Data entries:
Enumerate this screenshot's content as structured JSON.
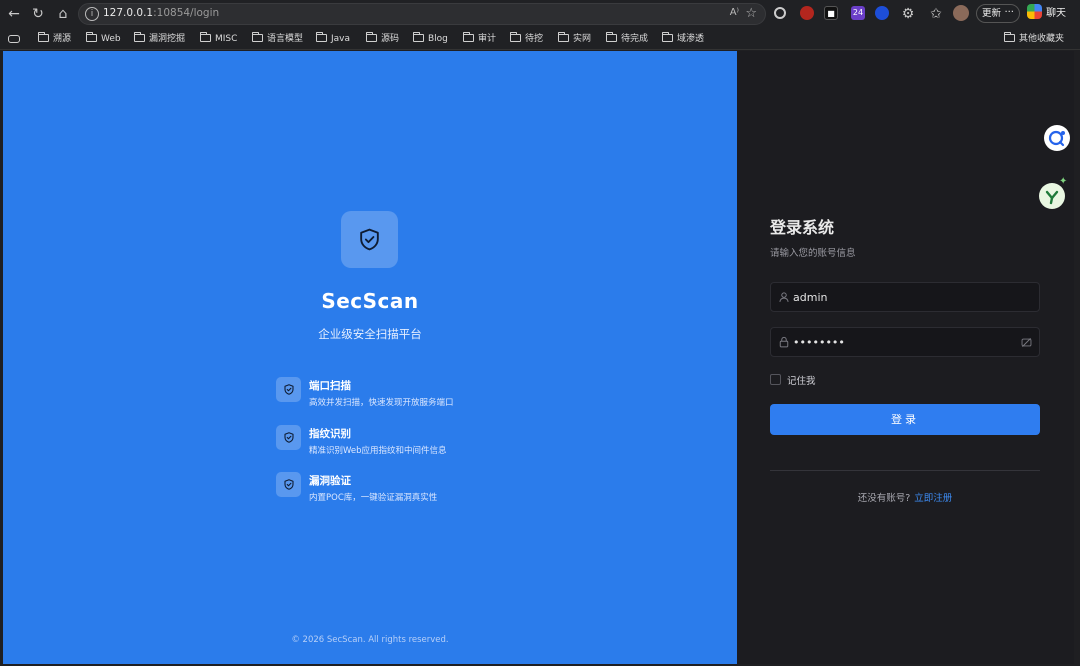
{
  "browser": {
    "url_host": "127.0.0.1",
    "url_rest": ":10854/login",
    "read_aloud": "A⁾",
    "update_label": "更新",
    "update_more": "···",
    "chat_label": "聊天",
    "ext_badge": "24"
  },
  "bookmarks": {
    "items": [
      "溯源",
      "Web",
      "漏洞挖掘",
      "MISC",
      "语言模型",
      "Java",
      "源码",
      "Blog",
      "审计",
      "待挖",
      "实网",
      "待完成",
      "域渗透"
    ],
    "other": "其他收藏夹"
  },
  "left": {
    "brand": "SecScan",
    "tagline": "企业级安全扫描平台",
    "features": [
      {
        "title": "端口扫描",
        "desc": "高效并发扫描，快速发现开放服务端口"
      },
      {
        "title": "指纹识别",
        "desc": "精准识别Web应用指纹和中间件信息"
      },
      {
        "title": "漏洞验证",
        "desc": "内置POC库，一键验证漏洞真实性"
      }
    ],
    "copyright": "© 2026 SecScan. All rights reserved."
  },
  "login": {
    "title": "登录系统",
    "subtitle": "请输入您的账号信息",
    "username_value": "admin",
    "password_value": "••••••••",
    "remember_label": "记住我",
    "submit_label": "登录",
    "register_prompt": "还没有账号?",
    "register_link": "立即注册"
  },
  "colors": {
    "primary": "#2b7ceb",
    "button": "#2f7df0",
    "panel_dark": "#1c1c20"
  }
}
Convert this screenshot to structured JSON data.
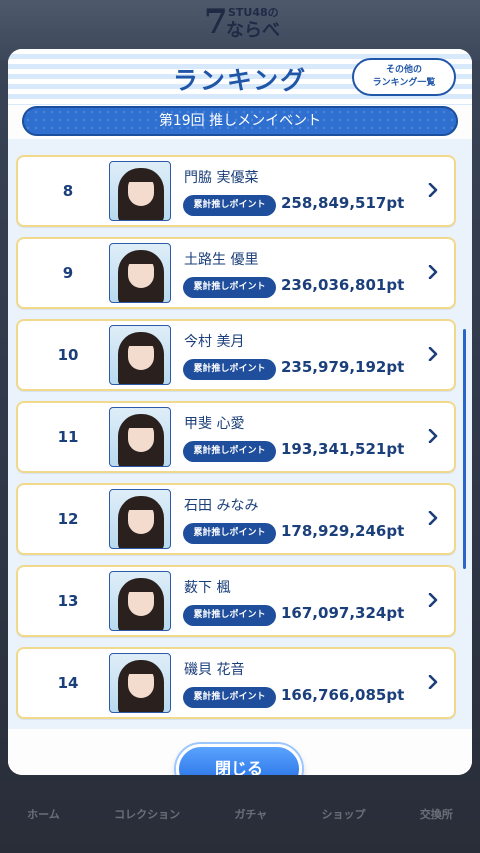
{
  "app": {
    "logo_small": "STU48の",
    "logo_number": "7",
    "logo_kana": "ならべ"
  },
  "bottom_nav": [
    {
      "label": "ホーム"
    },
    {
      "label": "コレクション"
    },
    {
      "label": "ガチャ"
    },
    {
      "label": "ショップ"
    },
    {
      "label": "交換所"
    }
  ],
  "modal": {
    "title": "ランキング",
    "other_ranking_line1": "その他の",
    "other_ranking_line2": "ランキング一覧",
    "event_name": "第19回 推しメンイベント",
    "close_label": "閉じる",
    "badge_label": "累計推しポイント"
  },
  "rankings": [
    {
      "rank": "8",
      "name": "門脇 実優菜",
      "points": "258,849,517pt"
    },
    {
      "rank": "9",
      "name": "土路生 優里",
      "points": "236,036,801pt"
    },
    {
      "rank": "10",
      "name": "今村 美月",
      "points": "235,979,192pt"
    },
    {
      "rank": "11",
      "name": "甲斐 心愛",
      "points": "193,341,521pt"
    },
    {
      "rank": "12",
      "name": "石田 みなみ",
      "points": "178,929,246pt"
    },
    {
      "rank": "13",
      "name": "薮下 楓",
      "points": "167,097,324pt"
    },
    {
      "rank": "14",
      "name": "磯貝 花音",
      "points": "166,766,085pt"
    }
  ],
  "colors": {
    "primary": "#1f56a8",
    "row_border": "#f1d98b",
    "close_button": "#1d68e0"
  },
  "icons": {
    "row_arrow": "chevron-right-icon"
  }
}
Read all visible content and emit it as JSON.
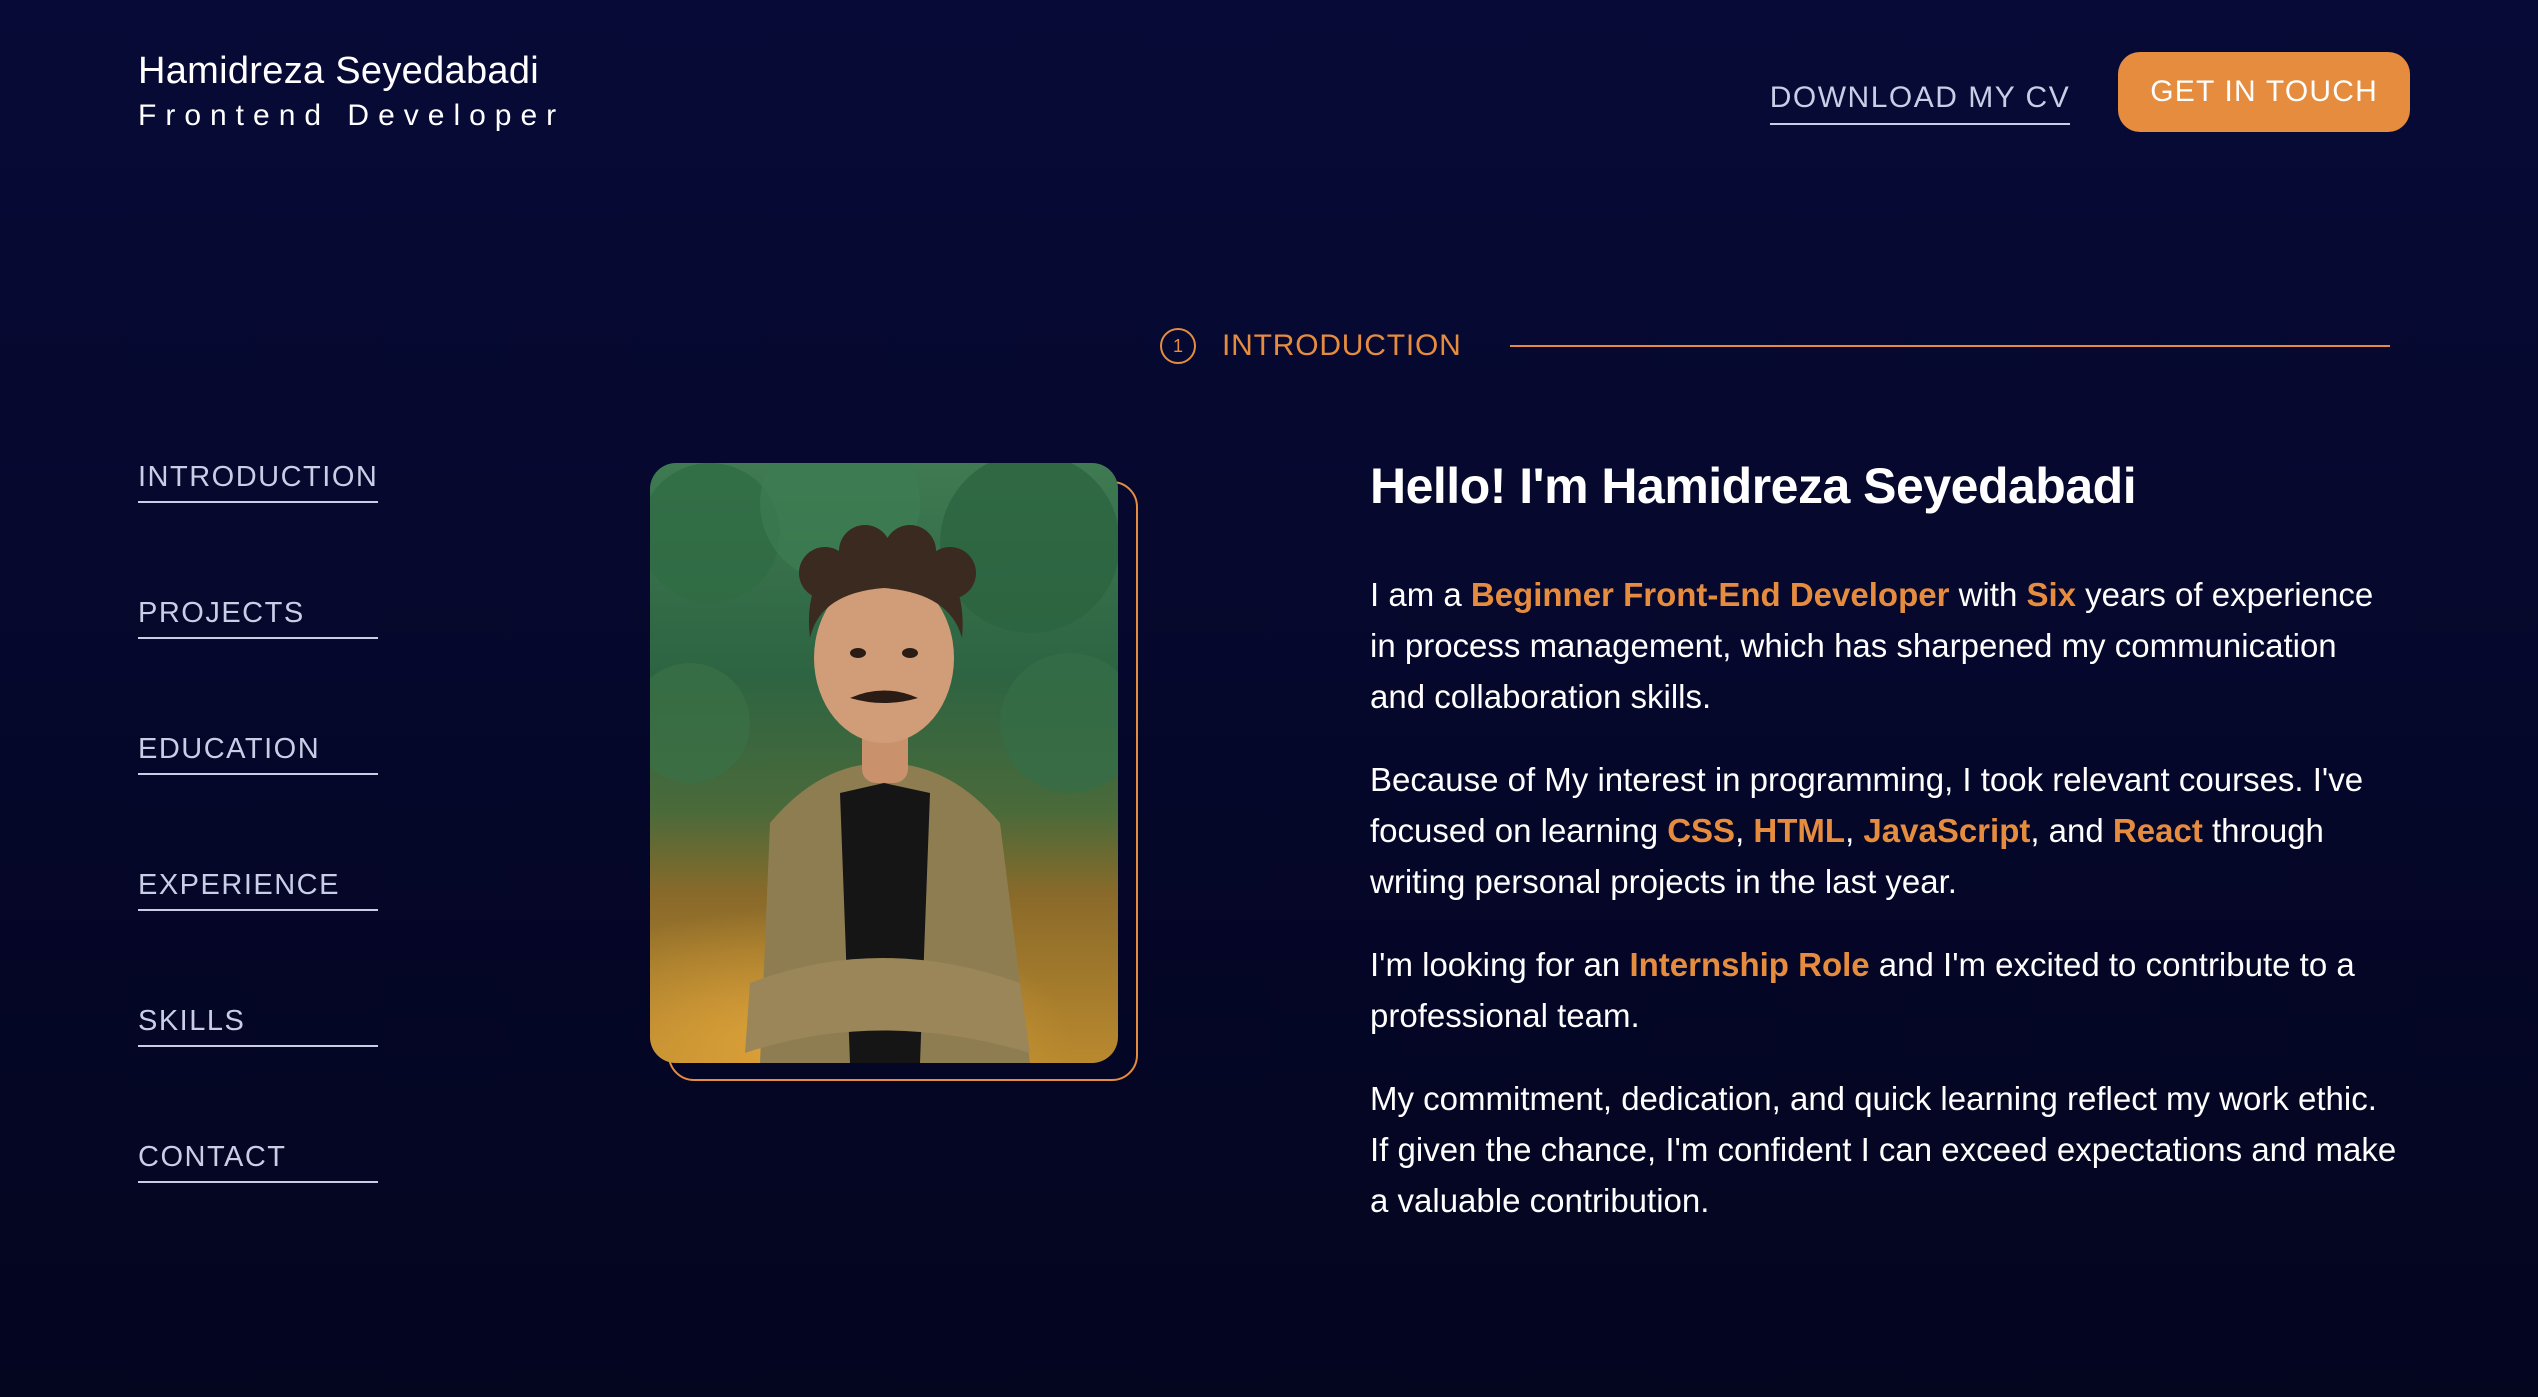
{
  "header": {
    "name": "Hamidreza Seyedabadi",
    "role": "Frontend Developer",
    "download_cv": "DOWNLOAD MY CV",
    "get_in_touch": "GET IN TOUCH"
  },
  "section": {
    "number": "1",
    "title": "INTRODUCTION"
  },
  "nav": {
    "items": [
      {
        "label": "INTRODUCTION"
      },
      {
        "label": "PROJECTS"
      },
      {
        "label": "EDUCATION"
      },
      {
        "label": "EXPERIENCE"
      },
      {
        "label": "SKILLS"
      },
      {
        "label": "CONTACT"
      }
    ]
  },
  "about": {
    "heading": "Hello! I'm Hamidreza Seyedabadi",
    "p1": {
      "t1": "I am a ",
      "h1": "Beginner Front-End Developer",
      "t2": " with ",
      "h2": "Six",
      "t3": " years of experience in process management, which has sharpened my communication and collaboration skills."
    },
    "p2": {
      "t1": "Because of My interest in programming, I took relevant courses. I've focused on learning ",
      "h1": "CSS",
      "t2": ", ",
      "h2": "HTML",
      "t3": ", ",
      "h3": "JavaScript",
      "t4": ", and ",
      "h4": "React",
      "t5": " through writing personal projects in the last year."
    },
    "p3": {
      "t1": "I'm looking for an ",
      "h1": "Internship Role",
      "t2": " and I'm excited to contribute to a professional team."
    },
    "p4": {
      "t1": "My commitment, dedication, and quick learning reflect my work ethic. If given the chance, I'm confident I can exceed expectations and make a valuable contribution."
    }
  },
  "colors": {
    "accent": "#e58c3e",
    "background": "#070a36",
    "nav_text": "#c9cde6"
  }
}
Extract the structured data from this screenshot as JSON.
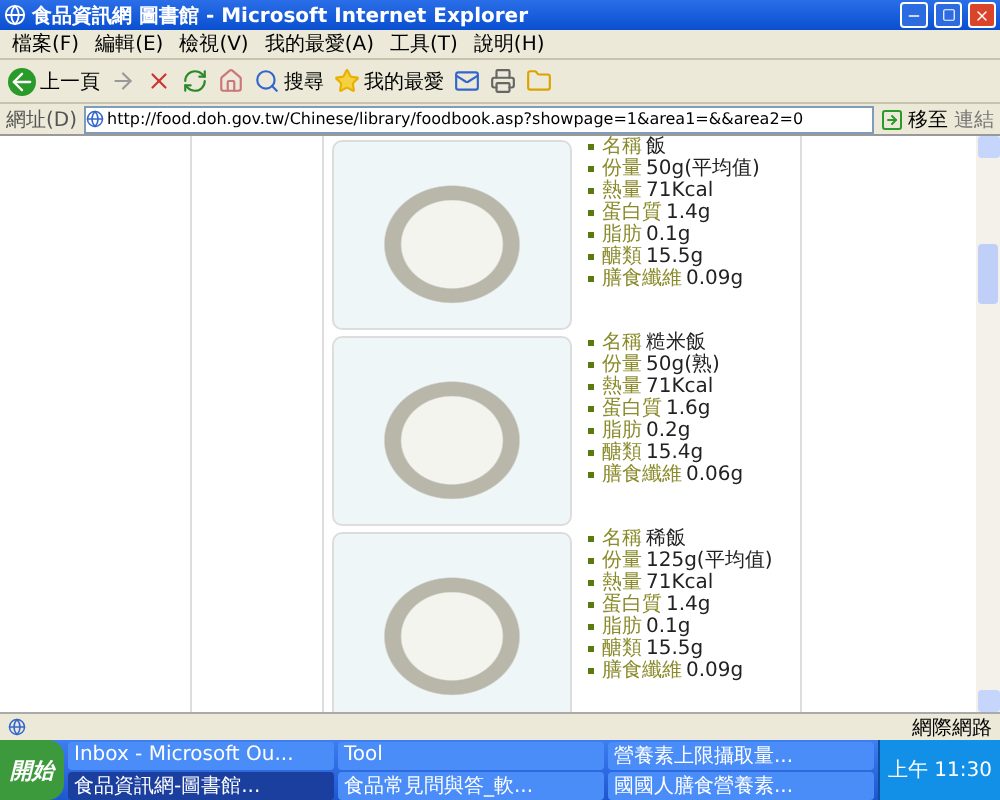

Short task: Reproduce the whole listing above word for word, but not its pictures.

Task result:
Enumerate this screenshot's content as structured JSON.
{
  "browser": {
    "url_host": "127.0.0.1",
    "url_rest": ":10854/login",
    "read_aloud": "A⁾",
    "update_label": "更新",
    "update_more": "···",
    "chat_label": "聊天",
    "ext_badge": "24"
  },
  "bookmarks": {
    "items": [
      "溯源",
      "Web",
      "漏洞挖掘",
      "MISC",
      "语言模型",
      "Java",
      "源码",
      "Blog",
      "审计",
      "待挖",
      "实网",
      "待完成",
      "域渗透"
    ],
    "other": "其他收藏夹"
  },
  "left": {
    "brand": "SecScan",
    "tagline": "企业级安全扫描平台",
    "features": [
      {
        "title": "端口扫描",
        "desc": "高效并发扫描，快速发现开放服务端口"
      },
      {
        "title": "指纹识别",
        "desc": "精准识别Web应用指纹和中间件信息"
      },
      {
        "title": "漏洞验证",
        "desc": "内置POC库，一键验证漏洞真实性"
      }
    ],
    "copyright": "© 2026 SecScan. All rights reserved."
  },
  "login": {
    "title": "登录系统",
    "subtitle": "请输入您的账号信息",
    "username_value": "admin",
    "password_value": "••••••••",
    "remember_label": "记住我",
    "submit_label": "登录",
    "register_prompt": "还没有账号?",
    "register_link": "立即注册"
  },
  "colors": {
    "primary": "#2b7ceb",
    "button": "#2f7df0",
    "panel_dark": "#1c1c20"
  }
}
Convert this screenshot to structured JSON data.
{
  "app": {
    "logo_small": "STU48の",
    "logo_number": "7",
    "logo_kana": "ならべ"
  },
  "bottom_nav": [
    {
      "label": "ホーム"
    },
    {
      "label": "コレクション"
    },
    {
      "label": "ガチャ"
    },
    {
      "label": "ショップ"
    },
    {
      "label": "交換所"
    }
  ],
  "modal": {
    "title": "ランキング",
    "other_ranking_line1": "その他の",
    "other_ranking_line2": "ランキング一覧",
    "event_name": "第19回 推しメンイベント",
    "close_label": "閉じる",
    "badge_label": "累計推しポイント"
  },
  "rankings": [
    {
      "rank": "8",
      "name": "門脇 実優菜",
      "points": "258,849,517pt"
    },
    {
      "rank": "9",
      "name": "土路生 優里",
      "points": "236,036,801pt"
    },
    {
      "rank": "10",
      "name": "今村 美月",
      "points": "235,979,192pt"
    },
    {
      "rank": "11",
      "name": "甲斐 心愛",
      "points": "193,341,521pt"
    },
    {
      "rank": "12",
      "name": "石田 みなみ",
      "points": "178,929,246pt"
    },
    {
      "rank": "13",
      "name": "薮下 楓",
      "points": "167,097,324pt"
    },
    {
      "rank": "14",
      "name": "磯貝 花音",
      "points": "166,766,085pt"
    }
  ],
  "colors": {
    "primary": "#1f56a8",
    "row_border": "#f1d98b",
    "close_button": "#1d68e0"
  },
  "icons": {
    "row_arrow": "chevron-right-icon"
  }
}
Read all visible content and emit it as JSON.
{
  "header": {
    "name": "Hamidreza Seyedabadi",
    "role": "Frontend Developer",
    "download_cv": "DOWNLOAD MY CV",
    "get_in_touch": "GET IN TOUCH"
  },
  "section": {
    "number": "1",
    "title": "INTRODUCTION"
  },
  "nav": {
    "items": [
      {
        "label": "INTRODUCTION"
      },
      {
        "label": "PROJECTS"
      },
      {
        "label": "EDUCATION"
      },
      {
        "label": "EXPERIENCE"
      },
      {
        "label": "SKILLS"
      },
      {
        "label": "CONTACT"
      }
    ]
  },
  "about": {
    "heading": "Hello! I'm Hamidreza Seyedabadi",
    "p1": {
      "t1": "I am a ",
      "h1": "Beginner Front-End Developer",
      "t2": " with ",
      "h2": "Six",
      "t3": " years of experience in process management, which has sharpened my communication and collaboration skills."
    },
    "p2": {
      "t1": "Because of My interest in programming, I took relevant courses. I've focused on learning ",
      "h1": "CSS",
      "t2": ", ",
      "h2": "HTML",
      "t3": ", ",
      "h3": "JavaScript",
      "t4": ", and ",
      "h4": "React",
      "t5": " through writing personal projects in the last year."
    },
    "p3": {
      "t1": "I'm looking for an ",
      "h1": "Internship Role",
      "t2": " and I'm excited to contribute to a professional team."
    },
    "p4": {
      "t1": "My commitment, dedication, and quick learning reflect my work ethic. If given the chance, I'm confident I can exceed expectations and make a valuable contribution."
    }
  },
  "colors": {
    "accent": "#e58c3e",
    "background": "#070a36",
    "nav_text": "#c9cde6"
  }
}
Extract the structured data from this screenshot as JSON.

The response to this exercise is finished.